--- start Record extracts ---

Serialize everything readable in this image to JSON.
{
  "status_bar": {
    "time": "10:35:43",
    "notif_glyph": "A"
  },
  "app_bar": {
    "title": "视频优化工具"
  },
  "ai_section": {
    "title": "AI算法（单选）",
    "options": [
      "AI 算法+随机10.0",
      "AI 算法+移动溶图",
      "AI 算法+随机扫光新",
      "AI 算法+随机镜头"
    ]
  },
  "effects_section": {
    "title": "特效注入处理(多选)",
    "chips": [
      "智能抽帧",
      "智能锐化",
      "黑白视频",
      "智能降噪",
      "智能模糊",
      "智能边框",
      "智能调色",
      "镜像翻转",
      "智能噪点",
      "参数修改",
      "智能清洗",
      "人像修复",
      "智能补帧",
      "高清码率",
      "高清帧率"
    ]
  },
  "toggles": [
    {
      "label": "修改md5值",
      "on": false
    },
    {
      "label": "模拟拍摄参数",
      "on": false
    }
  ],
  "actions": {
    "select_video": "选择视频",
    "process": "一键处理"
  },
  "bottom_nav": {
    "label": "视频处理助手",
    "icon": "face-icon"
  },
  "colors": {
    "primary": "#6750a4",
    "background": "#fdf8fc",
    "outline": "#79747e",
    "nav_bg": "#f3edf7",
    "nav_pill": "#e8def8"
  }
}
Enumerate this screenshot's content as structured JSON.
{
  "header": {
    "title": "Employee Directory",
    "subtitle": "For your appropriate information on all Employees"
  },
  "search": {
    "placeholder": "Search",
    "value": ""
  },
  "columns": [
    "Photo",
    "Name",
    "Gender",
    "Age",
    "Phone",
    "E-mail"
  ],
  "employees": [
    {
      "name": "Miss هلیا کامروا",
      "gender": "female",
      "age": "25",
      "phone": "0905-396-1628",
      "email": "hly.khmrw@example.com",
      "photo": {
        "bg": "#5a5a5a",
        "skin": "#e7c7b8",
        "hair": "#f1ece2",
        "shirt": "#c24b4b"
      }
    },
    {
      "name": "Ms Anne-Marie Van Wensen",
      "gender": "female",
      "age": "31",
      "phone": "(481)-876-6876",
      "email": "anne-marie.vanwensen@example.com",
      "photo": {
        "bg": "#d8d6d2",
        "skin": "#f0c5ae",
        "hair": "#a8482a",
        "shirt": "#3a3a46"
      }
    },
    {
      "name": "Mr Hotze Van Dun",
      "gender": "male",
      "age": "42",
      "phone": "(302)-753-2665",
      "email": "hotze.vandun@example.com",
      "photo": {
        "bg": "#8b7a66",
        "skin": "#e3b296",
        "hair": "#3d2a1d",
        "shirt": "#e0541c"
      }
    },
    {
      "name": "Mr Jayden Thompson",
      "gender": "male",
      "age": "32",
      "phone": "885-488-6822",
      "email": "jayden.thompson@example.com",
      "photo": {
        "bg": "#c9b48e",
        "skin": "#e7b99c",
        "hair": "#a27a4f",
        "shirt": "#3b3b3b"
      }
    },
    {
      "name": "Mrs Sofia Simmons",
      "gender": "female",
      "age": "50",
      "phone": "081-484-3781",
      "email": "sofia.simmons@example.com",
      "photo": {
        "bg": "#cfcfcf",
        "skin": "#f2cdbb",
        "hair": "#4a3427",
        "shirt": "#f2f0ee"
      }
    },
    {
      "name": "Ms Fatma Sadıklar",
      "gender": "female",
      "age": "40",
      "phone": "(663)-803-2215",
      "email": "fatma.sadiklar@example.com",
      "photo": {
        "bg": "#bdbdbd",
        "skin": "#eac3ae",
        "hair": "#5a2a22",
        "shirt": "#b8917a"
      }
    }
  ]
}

--- end Record extracts ---

Set out every line from the material that contains the string "hair".

# Task answer
        "hair": "#f1ece2",
        "hair": "#a8482a",
        "hair": "#3d2a1d",
        "hair": "#a27a4f",
        "hair": "#4a3427",
        "hair": "#5a2a22",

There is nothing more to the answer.